Exercise instructions >> Each line below must be set down exactly; omit any image you find.

Items from a figure collection:
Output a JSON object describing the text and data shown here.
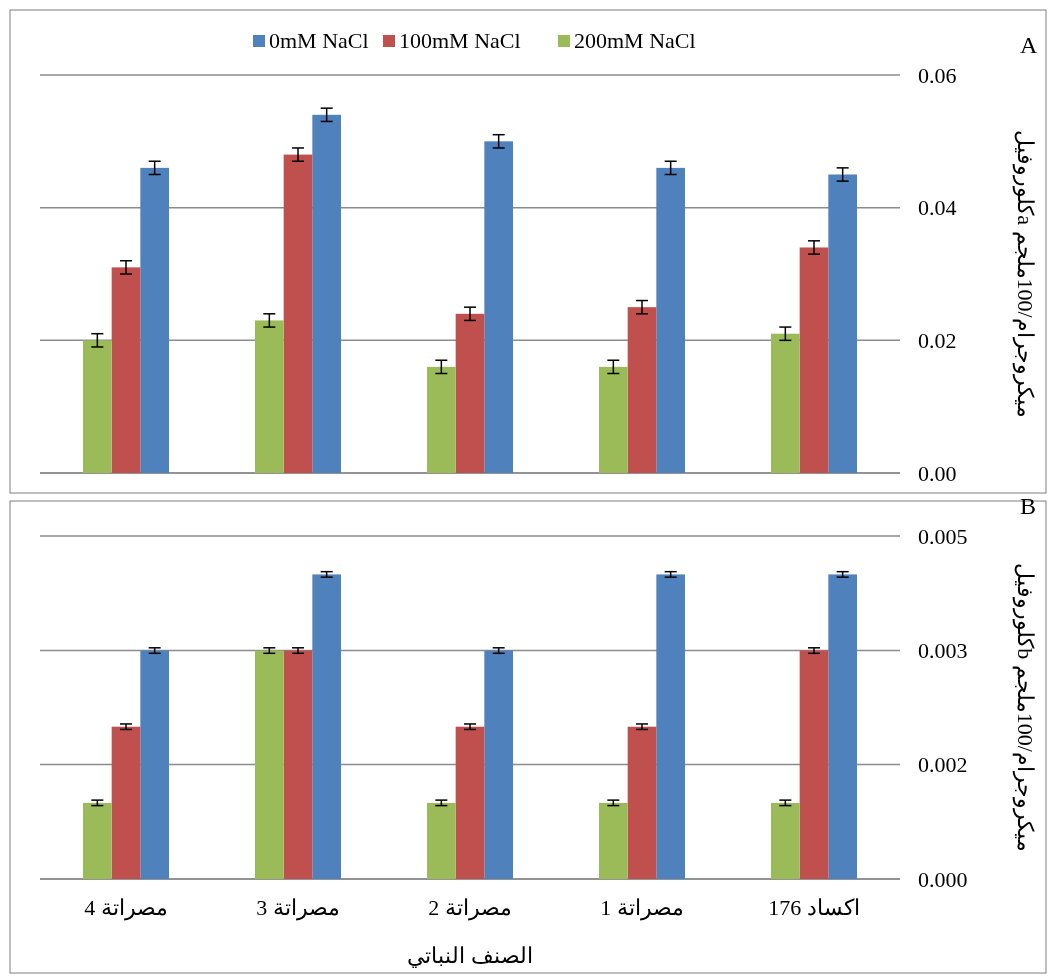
{
  "chart_data": [
    {
      "type": "bar",
      "ylabel": "كلوروفيلa  ميكروجرام/100ملجم",
      "annotations": [
        "A"
      ],
      "categories": [
        null,
        null,
        null,
        null,
        null
      ],
      "tick_labels": "y",
      "legend": "top",
      "grid": "y",
      "ylim": [
        0,
        0.06
      ],
      "yticks": [
        {
          "value": 0,
          "label": "0.00"
        },
        0.02,
        0.04,
        0.06
      ],
      "series": [
        {
          "name": "0mM NaCl",
          "color": "#4f81bd",
          "values": [
            0.046,
            0.054,
            0.05,
            0.046,
            0.045
          ],
          "errors": [
            0.001,
            0.001,
            0.001,
            0.001,
            0.001
          ]
        },
        {
          "name": "100mM NaCl",
          "color": "#c0504d",
          "values": [
            0.031,
            0.048,
            0.024,
            0.025,
            0.034
          ],
          "errors": [
            0.001,
            0.001,
            0.001,
            0.001,
            0.001
          ]
        },
        {
          "name": "200mM NaCl",
          "color": "#9bbb59",
          "values": [
            0.02,
            0.023,
            0.016,
            0.016,
            0.021
          ],
          "errors": [
            0.001,
            0.001,
            0.001,
            0.001,
            0.001
          ]
        }
      ]
    },
    {
      "type": "bar",
      "ylabel": "كلوروفيلb ميكروجرام/100ملجم",
      "xlabel": "الصنف النباتي",
      "annotations": [
        "B"
      ],
      "categories": [
        "مصراتة 4",
        "مصراتة 3",
        "مصراتة 2",
        "مصراتة 1",
        "اكساد 176"
      ],
      "grid": "y",
      "ylim": [
        0,
        0.005
      ],
      "yticks": [
        {
          "value": 0,
          "label": "0.000"
        },
        {
          "value": 0.00167,
          "label": "0.002"
        },
        {
          "value": 0.00333,
          "label": "0.003"
        },
        0.005
      ],
      "series": [
        {
          "color": "#4f81bd",
          "values": [
            0.00333,
            0.00444,
            0.00333,
            0.00444,
            0.00444
          ],
          "errors": [
            4e-05,
            4e-05,
            4e-05,
            4e-05,
            4e-05
          ]
        },
        {
          "color": "#c0504d",
          "values": [
            0.00222,
            0.00333,
            0.00222,
            0.00222,
            0.00333
          ],
          "errors": [
            4e-05,
            4e-05,
            4e-05,
            4e-05,
            4e-05
          ]
        },
        {
          "color": "#9bbb59",
          "values": [
            0.00111,
            0.00333,
            0.00111,
            0.00111,
            0.00111
          ],
          "errors": [
            4e-05,
            4e-05,
            4e-05,
            4e-05,
            4e-05
          ]
        }
      ]
    }
  ]
}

Expected answer >>
Output a JSON object describing the text and data shown here.
{
  "chart_data": [
    {
      "type": "bar",
      "ylabel": "كلوروفيلa  ميكروجرام/100ملجم",
      "annotations": [
        "A"
      ],
      "categories": [
        null,
        null,
        null,
        null,
        null
      ],
      "tick_labels": "y",
      "legend": "top",
      "grid": "y",
      "ylim": [
        0,
        0.06
      ],
      "yticks": [
        {
          "value": 0,
          "label": "0.00"
        },
        0.02,
        0.04,
        0.06
      ],
      "series": [
        {
          "name": "0mM NaCl",
          "color": "#4f81bd",
          "values": [
            0.046,
            0.054,
            0.05,
            0.046,
            0.045
          ],
          "errors": [
            0.001,
            0.001,
            0.001,
            0.001,
            0.001
          ]
        },
        {
          "name": "100mM NaCl",
          "color": "#c0504d",
          "values": [
            0.031,
            0.048,
            0.024,
            0.025,
            0.034
          ],
          "errors": [
            0.001,
            0.001,
            0.001,
            0.001,
            0.001
          ]
        },
        {
          "name": "200mM NaCl",
          "color": "#9bbb59",
          "values": [
            0.02,
            0.023,
            0.016,
            0.016,
            0.021
          ],
          "errors": [
            0.001,
            0.001,
            0.001,
            0.001,
            0.001
          ]
        }
      ]
    },
    {
      "type": "bar",
      "ylabel": "كلوروفيلb ميكروجرام/100ملجم",
      "xlabel": "الصنف النباتي",
      "annotations": [
        "B"
      ],
      "categories": [
        "مصراتة 4",
        "مصراتة 3",
        "مصراتة 2",
        "مصراتة 1",
        "اكساد 176"
      ],
      "grid": "y",
      "ylim": [
        0,
        0.005
      ],
      "yticks": [
        {
          "value": 0,
          "label": "0.000"
        },
        {
          "value": 0.00167,
          "label": "0.002"
        },
        {
          "value": 0.00333,
          "label": "0.003"
        },
        0.005
      ],
      "series": [
        {
          "color": "#4f81bd",
          "values": [
            0.00333,
            0.00444,
            0.00333,
            0.00444,
            0.00444
          ],
          "errors": [
            4e-05,
            4e-05,
            4e-05,
            4e-05,
            4e-05
          ]
        },
        {
          "color": "#c0504d",
          "values": [
            0.00222,
            0.00333,
            0.00222,
            0.00222,
            0.00333
          ],
          "errors": [
            4e-05,
            4e-05,
            4e-05,
            4e-05,
            4e-05
          ]
        },
        {
          "color": "#9bbb59",
          "values": [
            0.00111,
            0.00333,
            0.00111,
            0.00111,
            0.00111
          ],
          "errors": [
            4e-05,
            4e-05,
            4e-05,
            4e-05,
            4e-05
          ]
        }
      ]
    }
  ]
}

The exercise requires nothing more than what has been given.